* WHAT TO WORK ON:
Reproduce each line of the material exactly, minus any picture.

* RECORDS SHOWN:
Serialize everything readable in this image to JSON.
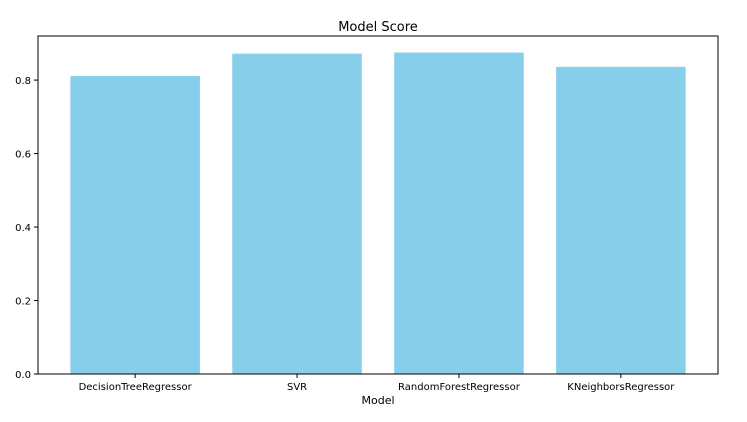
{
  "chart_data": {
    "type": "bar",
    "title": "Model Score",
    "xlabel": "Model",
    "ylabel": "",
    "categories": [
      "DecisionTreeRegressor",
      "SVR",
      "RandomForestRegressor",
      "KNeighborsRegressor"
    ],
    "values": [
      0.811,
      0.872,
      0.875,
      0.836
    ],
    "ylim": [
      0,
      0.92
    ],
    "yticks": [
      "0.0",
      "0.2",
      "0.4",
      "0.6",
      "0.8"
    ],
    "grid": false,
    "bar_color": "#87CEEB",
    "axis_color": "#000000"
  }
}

* FINISHED TASK:
Serialize everything readable in this image to JSON.
{
  "chart_data": {
    "type": "bar",
    "title": "Model Score",
    "xlabel": "Model",
    "ylabel": "",
    "categories": [
      "DecisionTreeRegressor",
      "SVR",
      "RandomForestRegressor",
      "KNeighborsRegressor"
    ],
    "values": [
      0.811,
      0.872,
      0.875,
      0.836
    ],
    "ylim": [
      0,
      0.92
    ],
    "yticks": [
      "0.0",
      "0.2",
      "0.4",
      "0.6",
      "0.8"
    ],
    "grid": false,
    "bar_color": "#87CEEB",
    "axis_color": "#000000"
  }
}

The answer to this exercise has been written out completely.